WORK INSTRUCTIONS: Your task is to copy every line of this material exactly.

DATA PROVIDED:
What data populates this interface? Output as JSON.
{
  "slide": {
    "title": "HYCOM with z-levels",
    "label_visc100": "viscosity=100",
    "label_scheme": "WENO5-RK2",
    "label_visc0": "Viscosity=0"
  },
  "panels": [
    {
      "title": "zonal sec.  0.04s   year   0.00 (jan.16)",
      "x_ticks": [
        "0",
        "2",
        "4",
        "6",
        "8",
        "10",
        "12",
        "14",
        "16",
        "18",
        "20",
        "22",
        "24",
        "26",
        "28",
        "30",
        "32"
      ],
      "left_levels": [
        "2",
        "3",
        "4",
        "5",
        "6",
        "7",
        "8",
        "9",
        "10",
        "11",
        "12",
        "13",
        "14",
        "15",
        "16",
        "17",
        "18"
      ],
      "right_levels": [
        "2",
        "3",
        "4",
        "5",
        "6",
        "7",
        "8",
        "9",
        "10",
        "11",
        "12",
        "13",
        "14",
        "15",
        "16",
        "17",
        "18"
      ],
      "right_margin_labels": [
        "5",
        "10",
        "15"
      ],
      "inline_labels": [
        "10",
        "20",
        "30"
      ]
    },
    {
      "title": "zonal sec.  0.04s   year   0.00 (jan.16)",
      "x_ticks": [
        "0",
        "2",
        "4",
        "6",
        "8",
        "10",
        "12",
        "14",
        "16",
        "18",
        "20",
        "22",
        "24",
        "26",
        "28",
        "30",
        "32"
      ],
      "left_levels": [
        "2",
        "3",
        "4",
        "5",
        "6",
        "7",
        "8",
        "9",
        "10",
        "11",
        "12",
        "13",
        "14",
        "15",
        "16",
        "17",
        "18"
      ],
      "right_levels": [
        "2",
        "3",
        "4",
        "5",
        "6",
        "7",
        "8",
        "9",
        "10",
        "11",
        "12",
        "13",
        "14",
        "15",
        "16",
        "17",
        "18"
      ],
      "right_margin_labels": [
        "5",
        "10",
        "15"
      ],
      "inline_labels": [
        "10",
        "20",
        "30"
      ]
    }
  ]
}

SOLVED PROBLEM:
What data populates this interface? Output as JSON.
{
  "slide": {
    "title": "HYCOM with z-levels",
    "label_visc100": "viscosity=100",
    "label_scheme": "WENO5-RK2",
    "label_visc0": "Viscosity=0"
  },
  "panels": [
    {
      "title": "zonal sec.  0.04s   year   0.00 (jan.16)",
      "x_ticks": [
        "0",
        "2",
        "4",
        "6",
        "8",
        "10",
        "12",
        "14",
        "16",
        "18",
        "20",
        "22",
        "24",
        "26",
        "28",
        "30",
        "32"
      ],
      "left_levels": [
        "2",
        "3",
        "4",
        "5",
        "6",
        "7",
        "8",
        "9",
        "10",
        "11",
        "12",
        "13",
        "14",
        "15",
        "16",
        "17",
        "18"
      ],
      "right_levels": [
        "2",
        "3",
        "4",
        "5",
        "6",
        "7",
        "8",
        "9",
        "10",
        "11",
        "12",
        "13",
        "14",
        "15",
        "16",
        "17",
        "18"
      ],
      "right_margin_labels": [
        "5",
        "10",
        "15"
      ],
      "inline_labels": [
        "10",
        "20",
        "30"
      ]
    },
    {
      "title": "zonal sec.  0.04s   year   0.00 (jan.16)",
      "x_ticks": [
        "0",
        "2",
        "4",
        "6",
        "8",
        "10",
        "12",
        "14",
        "16",
        "18",
        "20",
        "22",
        "24",
        "26",
        "28",
        "30",
        "32"
      ],
      "left_levels": [
        "2",
        "3",
        "4",
        "5",
        "6",
        "7",
        "8",
        "9",
        "10",
        "11",
        "12",
        "13",
        "14",
        "15",
        "16",
        "17",
        "18"
      ],
      "right_levels": [
        "2",
        "3",
        "4",
        "5",
        "6",
        "7",
        "8",
        "9",
        "10",
        "11",
        "12",
        "13",
        "14",
        "15",
        "16",
        "17",
        "18"
      ],
      "right_margin_labels": [
        "5",
        "10",
        "15"
      ],
      "inline_labels": [
        "10",
        "20",
        "30"
      ]
    }
  ]
}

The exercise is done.